> GIVEN RECORDS
<<<<
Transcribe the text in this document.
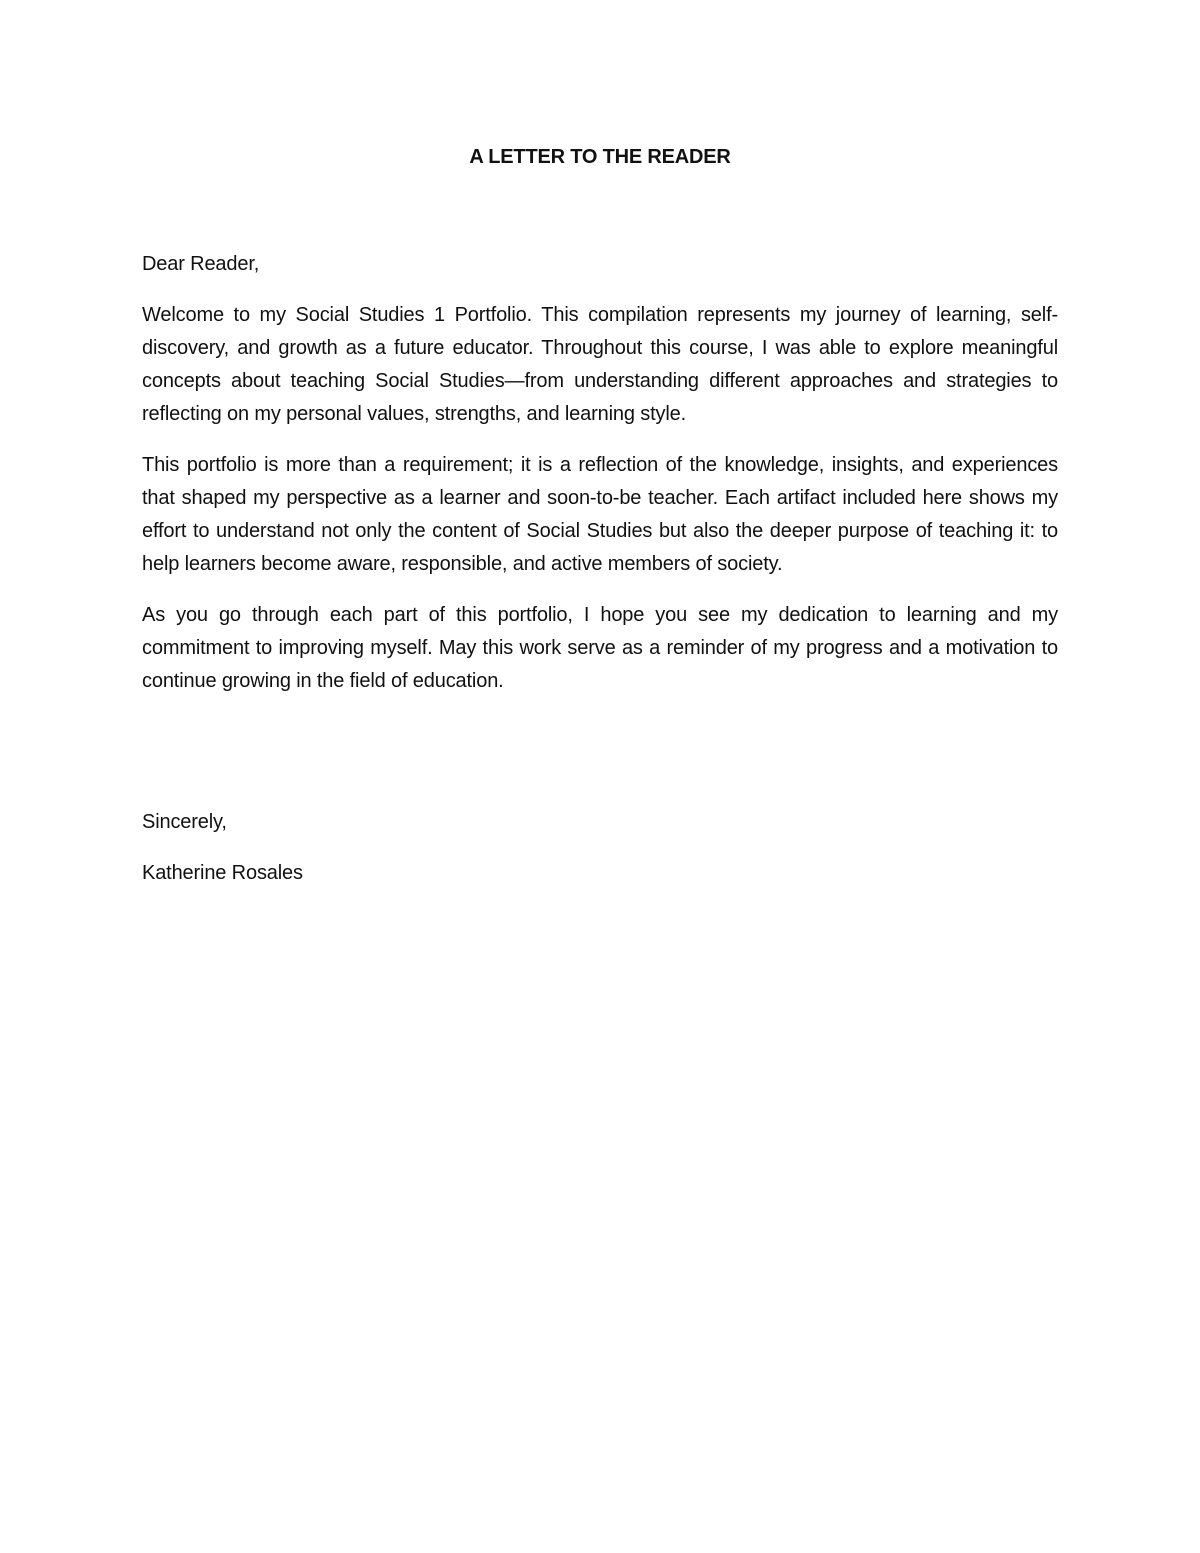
A LETTER TO THE READER

Dear Reader,

Welcome to my Social Studies 1 Portfolio. This compilation represents my journey of learning, self-discovery, and growth as a future educator. Throughout this course, I was able to explore meaningful concepts about teaching Social Studies—from understanding different approaches and strategies to reflecting on my personal values, strengths, and learning style.

This portfolio is more than a requirement; it is a reflection of the knowledge, insights, and experiences that shaped my perspective as a learner and soon-to-be teacher. Each artifact included here shows my effort to understand not only the content of Social Studies but also the deeper purpose of teaching it: to help learners become aware, responsible, and active members of society.

As you go through each part of this portfolio, I hope you see my dedication to learning and my commitment to improving myself. May this work serve as a reminder of my progress and a motivation to continue growing in the field of education.

Sincerely,
Katherine Rosales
>>>>
> TASK OBJECTIVE
Skip the pictures and print each record exactly as it stands.

> WRITTEN SOLUTION
Transcribe the text in this document.
A LETTER TO THE READER

Dear Reader,

Welcome to my Social Studies 1 Portfolio. This compilation represents my journey of learning, self-discovery, and growth as a future educator. Throughout this course, I was able to explore meaningful concepts about teaching Social Studies—from understanding different approaches and strategies to reflecting on my personal values, strengths, and learning style.

This portfolio is more than a requirement; it is a reflection of the knowledge, insights, and experiences that shaped my perspective as a learner and soon-to-be teacher. Each artifact included here shows my effort to understand not only the content of Social Studies but also the deeper purpose of teaching it: to help learners become aware, responsible, and active members of society.

As you go through each part of this portfolio, I hope you see my dedication to learning and my commitment to improving myself. May this work serve as a reminder of my progress and a motivation to continue growing in the field of education.

Sincerely,
Katherine Rosales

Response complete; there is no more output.